--- Begin ---
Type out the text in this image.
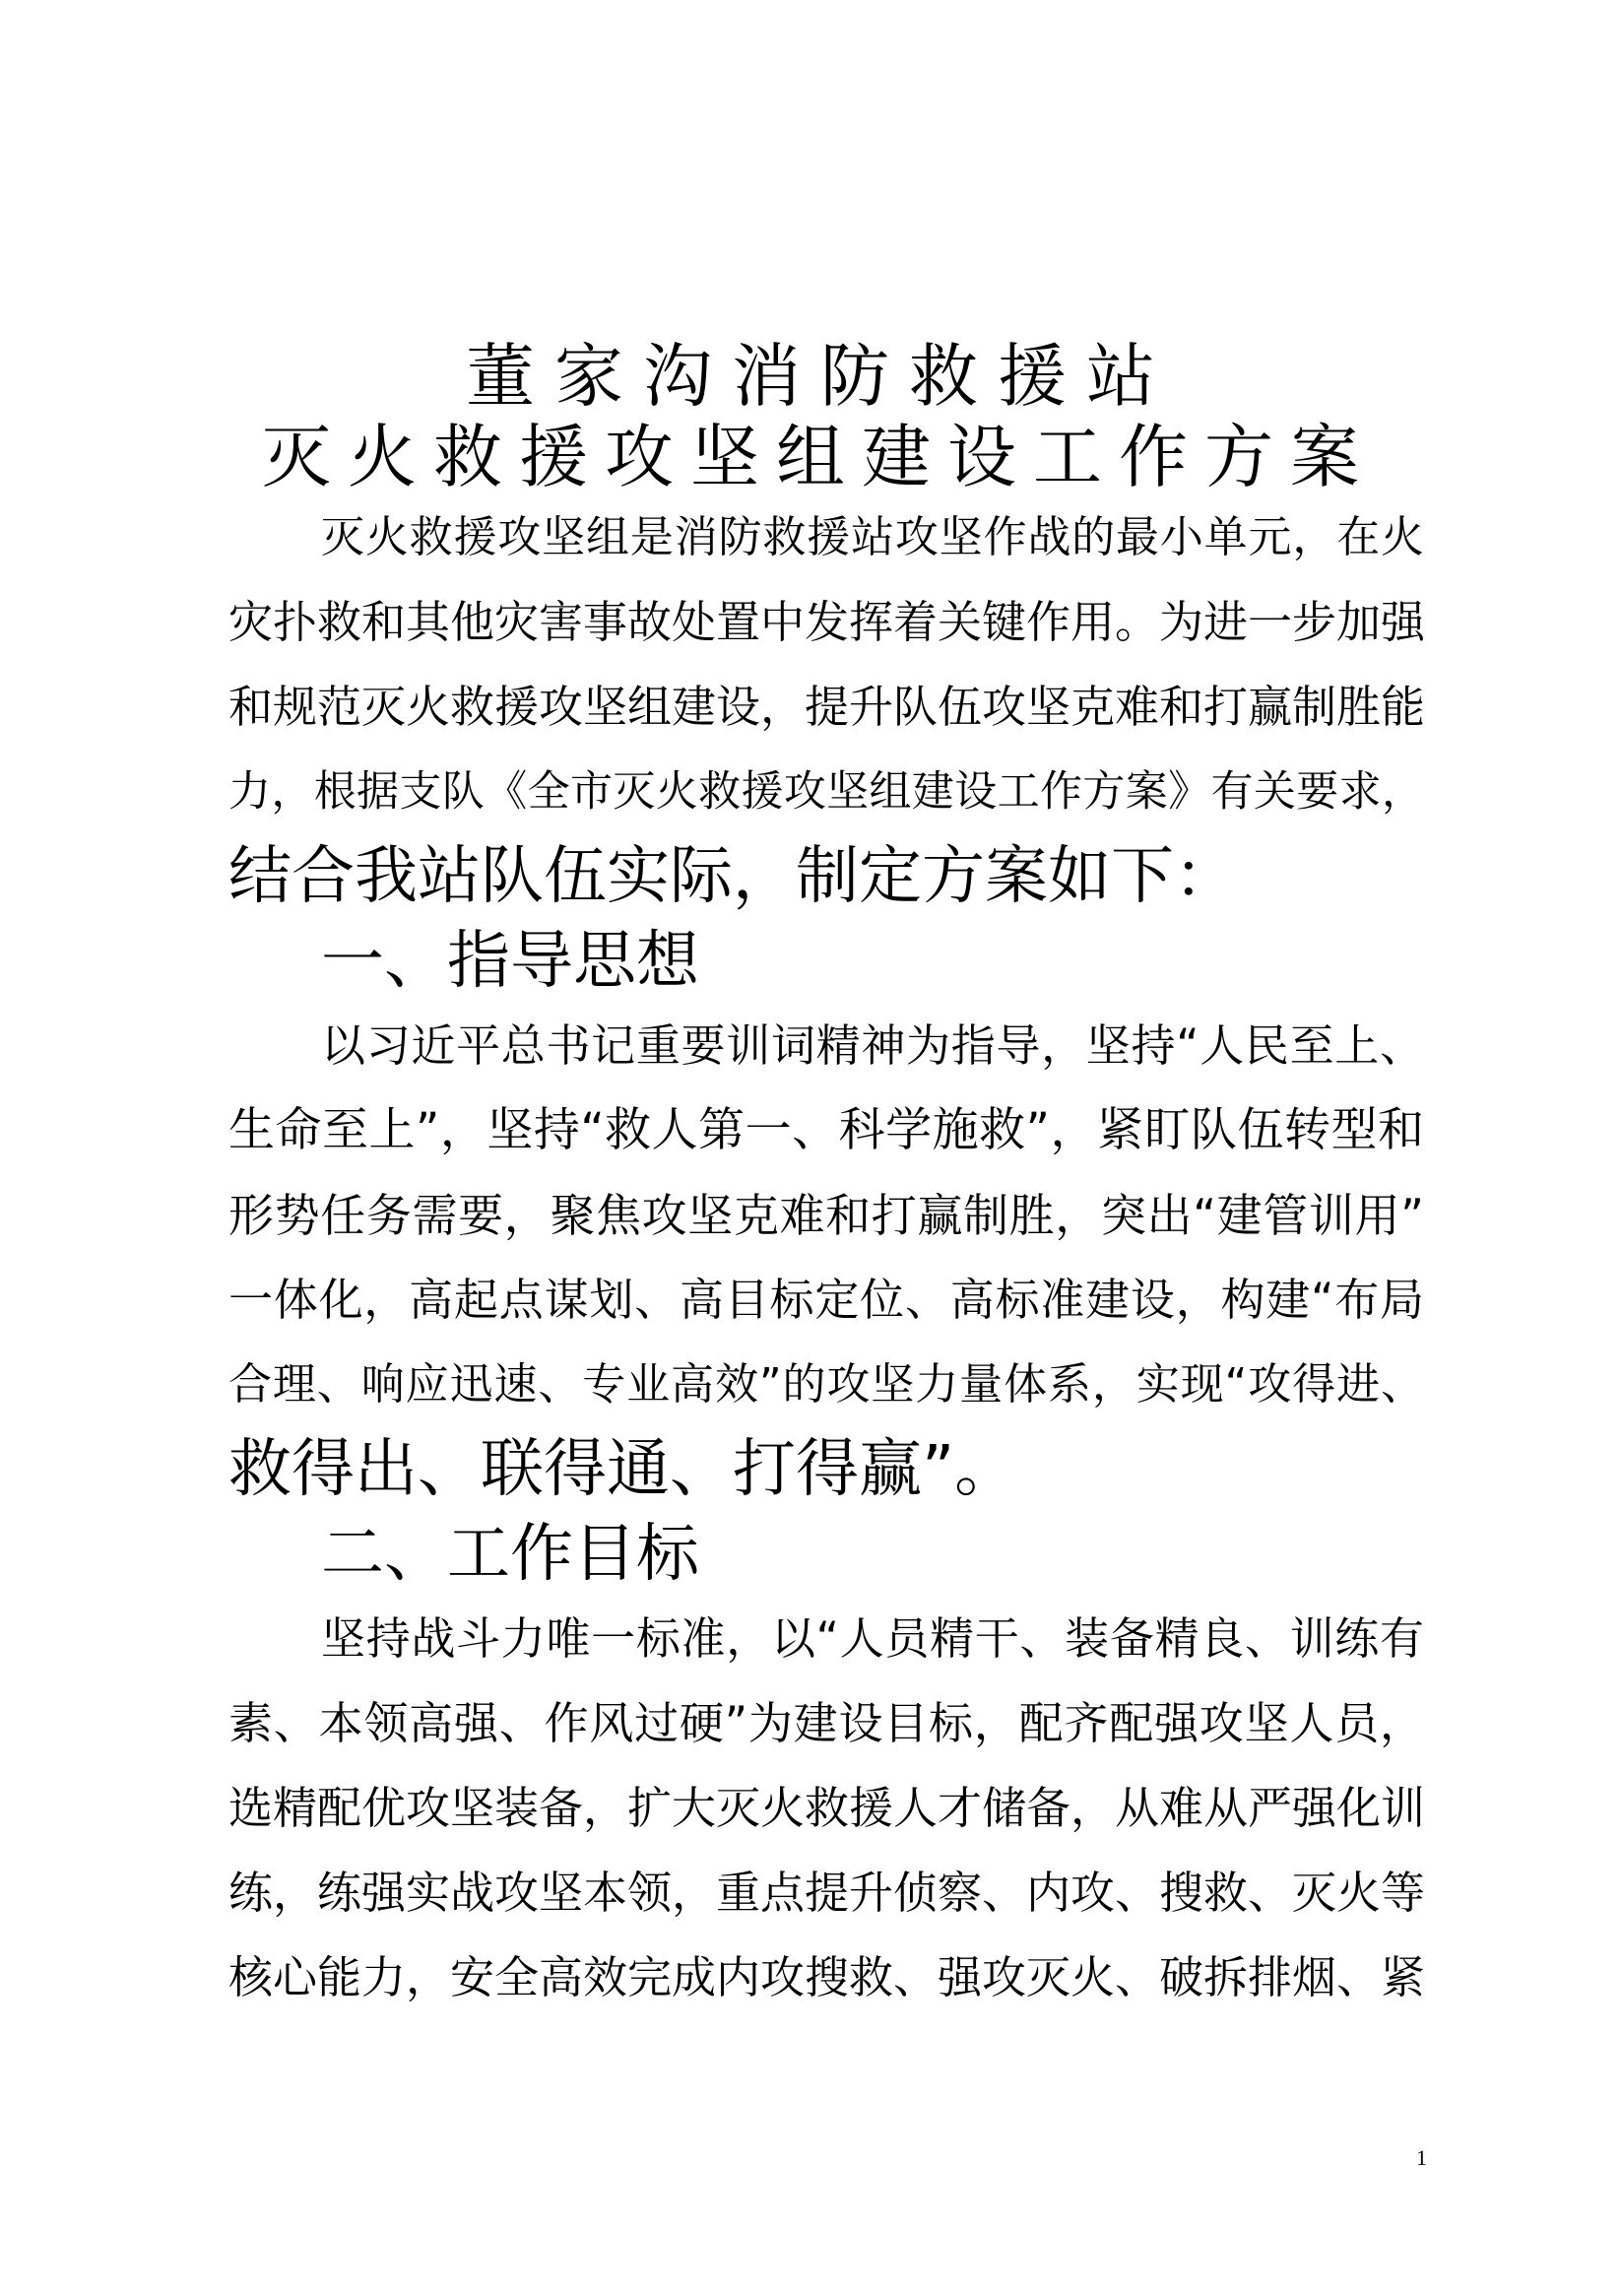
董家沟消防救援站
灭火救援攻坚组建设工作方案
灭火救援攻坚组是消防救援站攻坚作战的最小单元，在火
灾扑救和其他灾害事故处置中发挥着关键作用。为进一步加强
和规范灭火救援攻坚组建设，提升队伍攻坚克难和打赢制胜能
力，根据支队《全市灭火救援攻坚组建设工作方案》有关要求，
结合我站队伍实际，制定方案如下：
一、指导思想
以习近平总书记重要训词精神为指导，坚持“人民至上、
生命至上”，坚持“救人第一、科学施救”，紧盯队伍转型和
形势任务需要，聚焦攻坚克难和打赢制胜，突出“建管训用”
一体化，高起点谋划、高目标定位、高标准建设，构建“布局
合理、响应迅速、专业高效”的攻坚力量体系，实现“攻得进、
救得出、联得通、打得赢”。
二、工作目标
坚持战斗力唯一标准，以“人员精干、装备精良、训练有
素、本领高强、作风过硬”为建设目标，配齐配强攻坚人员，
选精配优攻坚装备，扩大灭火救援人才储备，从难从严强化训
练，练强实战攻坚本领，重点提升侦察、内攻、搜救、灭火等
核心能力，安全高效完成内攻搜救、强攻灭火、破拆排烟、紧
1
--- End ---
▶ **Job**
All records above are to be printed exactly, minus the pictures they contain.

▶ **Exercise solution**
Type out the text in this image.
董家沟消防救援站
灭火救援攻坚组建设工作方案
灭火救援攻坚组是消防救援站攻坚作战的最小单元，在火
灾扑救和其他灾害事故处置中发挥着关键作用。为进一步加强
和规范灭火救援攻坚组建设，提升队伍攻坚克难和打赢制胜能
力，根据支队《全市灭火救援攻坚组建设工作方案》有关要求，
结合我站队伍实际，制定方案如下：
一、指导思想
以习近平总书记重要训词精神为指导，坚持“人民至上、
生命至上”，坚持“救人第一、科学施救”，紧盯队伍转型和
形势任务需要，聚焦攻坚克难和打赢制胜，突出“建管训用”
一体化，高起点谋划、高目标定位、高标准建设，构建“布局
合理、响应迅速、专业高效”的攻坚力量体系，实现“攻得进、
救得出、联得通、打得赢”。
二、工作目标
坚持战斗力唯一标准，以“人员精干、装备精良、训练有
素、本领高强、作风过硬”为建设目标，配齐配强攻坚人员，
选精配优攻坚装备，扩大灭火救援人才储备，从难从严强化训
练，练强实战攻坚本领，重点提升侦察、内攻、搜救、灭火等
核心能力，安全高效完成内攻搜救、强攻灭火、破拆排烟、紧
1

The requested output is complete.